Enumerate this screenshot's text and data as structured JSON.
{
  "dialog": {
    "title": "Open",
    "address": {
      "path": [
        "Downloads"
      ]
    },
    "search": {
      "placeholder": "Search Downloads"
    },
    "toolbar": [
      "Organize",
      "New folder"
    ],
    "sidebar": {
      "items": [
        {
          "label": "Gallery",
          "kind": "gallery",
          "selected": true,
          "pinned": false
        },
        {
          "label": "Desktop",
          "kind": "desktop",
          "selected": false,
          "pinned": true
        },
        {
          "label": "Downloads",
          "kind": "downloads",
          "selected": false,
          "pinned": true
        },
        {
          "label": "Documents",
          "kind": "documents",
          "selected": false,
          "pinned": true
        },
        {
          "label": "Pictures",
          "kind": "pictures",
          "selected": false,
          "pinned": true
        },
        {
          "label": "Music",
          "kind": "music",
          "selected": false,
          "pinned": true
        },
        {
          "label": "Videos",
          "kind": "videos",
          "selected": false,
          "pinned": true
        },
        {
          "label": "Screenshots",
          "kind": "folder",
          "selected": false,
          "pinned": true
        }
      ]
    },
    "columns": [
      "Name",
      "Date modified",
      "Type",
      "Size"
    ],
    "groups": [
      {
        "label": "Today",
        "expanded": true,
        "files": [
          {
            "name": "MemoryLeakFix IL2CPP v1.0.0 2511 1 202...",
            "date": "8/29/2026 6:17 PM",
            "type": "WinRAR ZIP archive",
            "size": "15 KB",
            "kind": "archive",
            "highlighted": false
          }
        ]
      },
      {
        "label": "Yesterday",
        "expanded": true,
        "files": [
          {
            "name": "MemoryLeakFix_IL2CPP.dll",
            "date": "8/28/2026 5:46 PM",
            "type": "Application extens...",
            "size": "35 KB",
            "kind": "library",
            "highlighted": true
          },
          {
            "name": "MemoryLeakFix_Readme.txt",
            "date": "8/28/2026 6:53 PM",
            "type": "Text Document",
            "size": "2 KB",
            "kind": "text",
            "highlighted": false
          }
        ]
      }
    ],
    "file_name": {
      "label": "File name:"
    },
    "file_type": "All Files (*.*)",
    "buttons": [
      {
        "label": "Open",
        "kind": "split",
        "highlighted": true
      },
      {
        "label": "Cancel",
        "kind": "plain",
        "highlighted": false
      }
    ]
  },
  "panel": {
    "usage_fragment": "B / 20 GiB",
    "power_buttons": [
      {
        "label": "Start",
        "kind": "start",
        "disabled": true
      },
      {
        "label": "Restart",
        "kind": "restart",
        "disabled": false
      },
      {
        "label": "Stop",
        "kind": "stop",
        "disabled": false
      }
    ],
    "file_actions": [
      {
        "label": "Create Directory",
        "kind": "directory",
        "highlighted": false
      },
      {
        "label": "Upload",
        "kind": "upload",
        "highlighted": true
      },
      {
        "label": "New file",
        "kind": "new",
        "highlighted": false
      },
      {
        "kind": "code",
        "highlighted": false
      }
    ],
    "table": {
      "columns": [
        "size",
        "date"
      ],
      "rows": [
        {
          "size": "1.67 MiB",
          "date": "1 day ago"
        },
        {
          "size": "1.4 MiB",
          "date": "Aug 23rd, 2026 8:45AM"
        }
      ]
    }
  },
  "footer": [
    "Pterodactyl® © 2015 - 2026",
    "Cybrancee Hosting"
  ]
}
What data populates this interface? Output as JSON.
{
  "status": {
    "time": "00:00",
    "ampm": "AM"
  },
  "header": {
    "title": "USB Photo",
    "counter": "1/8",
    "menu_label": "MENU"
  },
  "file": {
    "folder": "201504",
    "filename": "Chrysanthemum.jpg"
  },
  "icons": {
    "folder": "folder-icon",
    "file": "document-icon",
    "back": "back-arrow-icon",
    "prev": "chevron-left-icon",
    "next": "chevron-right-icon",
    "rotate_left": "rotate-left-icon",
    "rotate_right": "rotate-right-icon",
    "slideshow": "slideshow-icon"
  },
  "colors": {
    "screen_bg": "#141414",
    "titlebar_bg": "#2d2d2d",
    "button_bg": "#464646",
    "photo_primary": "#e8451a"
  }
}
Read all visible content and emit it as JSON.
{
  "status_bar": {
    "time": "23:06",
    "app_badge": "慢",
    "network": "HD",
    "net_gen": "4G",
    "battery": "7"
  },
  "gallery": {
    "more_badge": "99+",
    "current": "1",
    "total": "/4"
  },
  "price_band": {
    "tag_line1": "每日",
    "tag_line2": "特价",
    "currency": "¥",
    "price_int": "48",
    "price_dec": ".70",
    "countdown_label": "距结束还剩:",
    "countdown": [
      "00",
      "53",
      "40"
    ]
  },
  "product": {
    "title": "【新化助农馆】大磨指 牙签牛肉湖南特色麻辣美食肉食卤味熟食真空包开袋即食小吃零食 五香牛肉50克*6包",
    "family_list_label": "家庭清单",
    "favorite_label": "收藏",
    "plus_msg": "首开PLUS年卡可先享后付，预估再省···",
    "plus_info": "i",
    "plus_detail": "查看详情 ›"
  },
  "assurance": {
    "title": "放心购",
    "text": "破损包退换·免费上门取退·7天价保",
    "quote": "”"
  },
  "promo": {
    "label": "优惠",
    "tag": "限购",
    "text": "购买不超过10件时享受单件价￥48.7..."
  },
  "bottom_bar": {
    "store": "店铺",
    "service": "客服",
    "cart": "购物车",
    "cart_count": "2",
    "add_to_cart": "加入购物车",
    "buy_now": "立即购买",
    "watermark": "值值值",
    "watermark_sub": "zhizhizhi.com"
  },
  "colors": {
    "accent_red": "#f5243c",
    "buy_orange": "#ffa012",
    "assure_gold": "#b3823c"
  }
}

_GIVEN REQUEST_
Repeat every line of the material exactly as given.

_RESPONSE TO THIS TASK_
Enumerate this screenshot's text and data as structured JSON.
{
  "dialog": {
    "title": "Open",
    "address": {
      "path": [
        "Downloads"
      ]
    },
    "search": {
      "placeholder": "Search Downloads"
    },
    "toolbar": [
      "Organize",
      "New folder"
    ],
    "sidebar": {
      "items": [
        {
          "label": "Gallery",
          "kind": "gallery",
          "selected": true,
          "pinned": false
        },
        {
          "label": "Desktop",
          "kind": "desktop",
          "selected": false,
          "pinned": true
        },
        {
          "label": "Downloads",
          "kind": "downloads",
          "selected": false,
          "pinned": true
        },
        {
          "label": "Documents",
          "kind": "documents",
          "selected": false,
          "pinned": true
        },
        {
          "label": "Pictures",
          "kind": "pictures",
          "selected": false,
          "pinned": true
        },
        {
          "label": "Music",
          "kind": "music",
          "selected": false,
          "pinned": true
        },
        {
          "label": "Videos",
          "kind": "videos",
          "selected": false,
          "pinned": true
        },
        {
          "label": "Screenshots",
          "kind": "folder",
          "selected": false,
          "pinned": true
        }
      ]
    },
    "columns": [
      "Name",
      "Date modified",
      "Type",
      "Size"
    ],
    "groups": [
      {
        "label": "Today",
        "expanded": true,
        "files": [
          {
            "name": "MemoryLeakFix IL2CPP v1.0.0 2511 1 202...",
            "date": "8/29/2026 6:17 PM",
            "type": "WinRAR ZIP archive",
            "size": "15 KB",
            "kind": "archive",
            "highlighted": false
          }
        ]
      },
      {
        "label": "Yesterday",
        "expanded": true,
        "files": [
          {
            "name": "MemoryLeakFix_IL2CPP.dll",
            "date": "8/28/2026 5:46 PM",
            "type": "Application extens...",
            "size": "35 KB",
            "kind": "library",
            "highlighted": true
          },
          {
            "name": "MemoryLeakFix_Readme.txt",
            "date": "8/28/2026 6:53 PM",
            "type": "Text Document",
            "size": "2 KB",
            "kind": "text",
            "highlighted": false
          }
        ]
      }
    ],
    "file_name": {
      "label": "File name:"
    },
    "file_type": "All Files (*.*)",
    "buttons": [
      {
        "label": "Open",
        "kind": "split",
        "highlighted": true
      },
      {
        "label": "Cancel",
        "kind": "plain",
        "highlighted": false
      }
    ]
  },
  "panel": {
    "usage_fragment": "B / 20 GiB",
    "power_buttons": [
      {
        "label": "Start",
        "kind": "start",
        "disabled": true
      },
      {
        "label": "Restart",
        "kind": "restart",
        "disabled": false
      },
      {
        "label": "Stop",
        "kind": "stop",
        "disabled": false
      }
    ],
    "file_actions": [
      {
        "label": "Create Directory",
        "kind": "directory",
        "highlighted": false
      },
      {
        "label": "Upload",
        "kind": "upload",
        "highlighted": true
      },
      {
        "label": "New file",
        "kind": "new",
        "highlighted": false
      },
      {
        "kind": "code",
        "highlighted": false
      }
    ],
    "table": {
      "columns": [
        "size",
        "date"
      ],
      "rows": [
        {
          "size": "1.67 MiB",
          "date": "1 day ago"
        },
        {
          "size": "1.4 MiB",
          "date": "Aug 23rd, 2026 8:45AM"
        }
      ]
    }
  },
  "footer": [
    "Pterodactyl® © 2015 - 2026",
    "Cybrancee Hosting"
  ]
}
What data populates this interface? Output as JSON.
{
  "status": {
    "time": "00:00",
    "ampm": "AM"
  },
  "header": {
    "title": "USB Photo",
    "counter": "1/8",
    "menu_label": "MENU"
  },
  "file": {
    "folder": "201504",
    "filename": "Chrysanthemum.jpg"
  },
  "icons": {
    "folder": "folder-icon",
    "file": "document-icon",
    "back": "back-arrow-icon",
    "prev": "chevron-left-icon",
    "next": "chevron-right-icon",
    "rotate_left": "rotate-left-icon",
    "rotate_right": "rotate-right-icon",
    "slideshow": "slideshow-icon"
  },
  "colors": {
    "screen_bg": "#141414",
    "titlebar_bg": "#2d2d2d",
    "button_bg": "#464646",
    "photo_primary": "#e8451a"
  }
}
Read all visible content and emit it as JSON.
{
  "status_bar": {
    "time": "23:06",
    "app_badge": "慢",
    "network": "HD",
    "net_gen": "4G",
    "battery": "7"
  },
  "gallery": {
    "more_badge": "99+",
    "current": "1",
    "total": "/4"
  },
  "price_band": {
    "tag_line1": "每日",
    "tag_line2": "特价",
    "currency": "¥",
    "price_int": "48",
    "price_dec": ".70",
    "countdown_label": "距结束还剩:",
    "countdown": [
      "00",
      "53",
      "40"
    ]
  },
  "product": {
    "title": "【新化助农馆】大磨指 牙签牛肉湖南特色麻辣美食肉食卤味熟食真空包开袋即食小吃零食 五香牛肉50克*6包",
    "family_list_label": "家庭清单",
    "favorite_label": "收藏",
    "plus_msg": "首开PLUS年卡可先享后付，预估再省···",
    "plus_info": "i",
    "plus_detail": "查看详情 ›"
  },
  "assurance": {
    "title": "放心购",
    "text": "破损包退换·免费上门取退·7天价保",
    "quote": "”"
  },
  "promo": {
    "label": "优惠",
    "tag": "限购",
    "text": "购买不超过10件时享受单件价￥48.7..."
  },
  "bottom_bar": {
    "store": "店铺",
    "service": "客服",
    "cart": "购物车",
    "cart_count": "2",
    "add_to_cart": "加入购物车",
    "buy_now": "立即购买",
    "watermark": "值值值",
    "watermark_sub": "zhizhizhi.com"
  },
  "colors": {
    "accent_red": "#f5243c",
    "buy_orange": "#ffa012",
    "assure_gold": "#b3823c"
  }
}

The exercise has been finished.